Restate, word for word, every line of the data.

"""

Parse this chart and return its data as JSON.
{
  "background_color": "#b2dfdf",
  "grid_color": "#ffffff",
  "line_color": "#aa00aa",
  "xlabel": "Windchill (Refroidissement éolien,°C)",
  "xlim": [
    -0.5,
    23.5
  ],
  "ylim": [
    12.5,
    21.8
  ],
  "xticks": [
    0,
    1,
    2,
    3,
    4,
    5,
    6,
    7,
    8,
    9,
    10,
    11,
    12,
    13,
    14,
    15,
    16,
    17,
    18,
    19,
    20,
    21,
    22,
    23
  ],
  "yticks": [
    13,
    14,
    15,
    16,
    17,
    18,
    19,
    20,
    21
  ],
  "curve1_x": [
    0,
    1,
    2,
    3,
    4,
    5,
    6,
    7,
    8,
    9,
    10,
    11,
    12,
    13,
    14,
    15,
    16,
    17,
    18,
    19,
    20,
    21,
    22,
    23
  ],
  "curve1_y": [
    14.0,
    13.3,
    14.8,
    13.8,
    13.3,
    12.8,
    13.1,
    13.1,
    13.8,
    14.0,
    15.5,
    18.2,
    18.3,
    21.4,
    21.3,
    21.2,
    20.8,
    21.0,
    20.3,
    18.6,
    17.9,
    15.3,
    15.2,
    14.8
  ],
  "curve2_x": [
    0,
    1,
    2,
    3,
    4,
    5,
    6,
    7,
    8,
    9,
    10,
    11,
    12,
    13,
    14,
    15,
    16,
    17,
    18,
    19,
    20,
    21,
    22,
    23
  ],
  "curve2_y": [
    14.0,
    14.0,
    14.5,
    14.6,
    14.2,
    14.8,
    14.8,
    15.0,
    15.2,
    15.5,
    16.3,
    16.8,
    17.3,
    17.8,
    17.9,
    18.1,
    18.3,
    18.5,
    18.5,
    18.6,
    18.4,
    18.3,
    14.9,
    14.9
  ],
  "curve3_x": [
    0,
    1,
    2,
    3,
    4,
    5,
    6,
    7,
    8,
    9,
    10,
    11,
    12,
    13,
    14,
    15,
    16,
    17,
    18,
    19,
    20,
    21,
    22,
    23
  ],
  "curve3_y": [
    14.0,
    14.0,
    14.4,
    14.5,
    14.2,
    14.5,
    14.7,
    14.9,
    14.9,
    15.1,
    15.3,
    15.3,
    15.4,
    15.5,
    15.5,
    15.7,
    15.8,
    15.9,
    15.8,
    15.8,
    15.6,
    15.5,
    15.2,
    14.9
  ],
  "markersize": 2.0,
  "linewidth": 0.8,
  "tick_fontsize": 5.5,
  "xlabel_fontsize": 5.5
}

"""

* **The answer**:
Parse this chart and return its data as JSON.
{
  "background_color": "#b2dfdf",
  "grid_color": "#ffffff",
  "line_color": "#aa00aa",
  "xlabel": "Windchill (Refroidissement éolien,°C)",
  "xlim": [
    -0.5,
    23.5
  ],
  "ylim": [
    12.5,
    21.8
  ],
  "xticks": [
    0,
    1,
    2,
    3,
    4,
    5,
    6,
    7,
    8,
    9,
    10,
    11,
    12,
    13,
    14,
    15,
    16,
    17,
    18,
    19,
    20,
    21,
    22,
    23
  ],
  "yticks": [
    13,
    14,
    15,
    16,
    17,
    18,
    19,
    20,
    21
  ],
  "curve1_x": [
    0,
    1,
    2,
    3,
    4,
    5,
    6,
    7,
    8,
    9,
    10,
    11,
    12,
    13,
    14,
    15,
    16,
    17,
    18,
    19,
    20,
    21,
    22,
    23
  ],
  "curve1_y": [
    14.0,
    13.3,
    14.8,
    13.8,
    13.3,
    12.8,
    13.1,
    13.1,
    13.8,
    14.0,
    15.5,
    18.2,
    18.3,
    21.4,
    21.3,
    21.2,
    20.8,
    21.0,
    20.3,
    18.6,
    17.9,
    15.3,
    15.2,
    14.8
  ],
  "curve2_x": [
    0,
    1,
    2,
    3,
    4,
    5,
    6,
    7,
    8,
    9,
    10,
    11,
    12,
    13,
    14,
    15,
    16,
    17,
    18,
    19,
    20,
    21,
    22,
    23
  ],
  "curve2_y": [
    14.0,
    14.0,
    14.5,
    14.6,
    14.2,
    14.8,
    14.8,
    15.0,
    15.2,
    15.5,
    16.3,
    16.8,
    17.3,
    17.8,
    17.9,
    18.1,
    18.3,
    18.5,
    18.5,
    18.6,
    18.4,
    18.3,
    14.9,
    14.9
  ],
  "curve3_x": [
    0,
    1,
    2,
    3,
    4,
    5,
    6,
    7,
    8,
    9,
    10,
    11,
    12,
    13,
    14,
    15,
    16,
    17,
    18,
    19,
    20,
    21,
    22,
    23
  ],
  "curve3_y": [
    14.0,
    14.0,
    14.4,
    14.5,
    14.2,
    14.5,
    14.7,
    14.9,
    14.9,
    15.1,
    15.3,
    15.3,
    15.4,
    15.5,
    15.5,
    15.7,
    15.8,
    15.9,
    15.8,
    15.8,
    15.6,
    15.5,
    15.2,
    14.9
  ],
  "markersize": 2.0,
  "linewidth": 0.8,
  "tick_fontsize": 5.5,
  "xlabel_fontsize": 5.5
}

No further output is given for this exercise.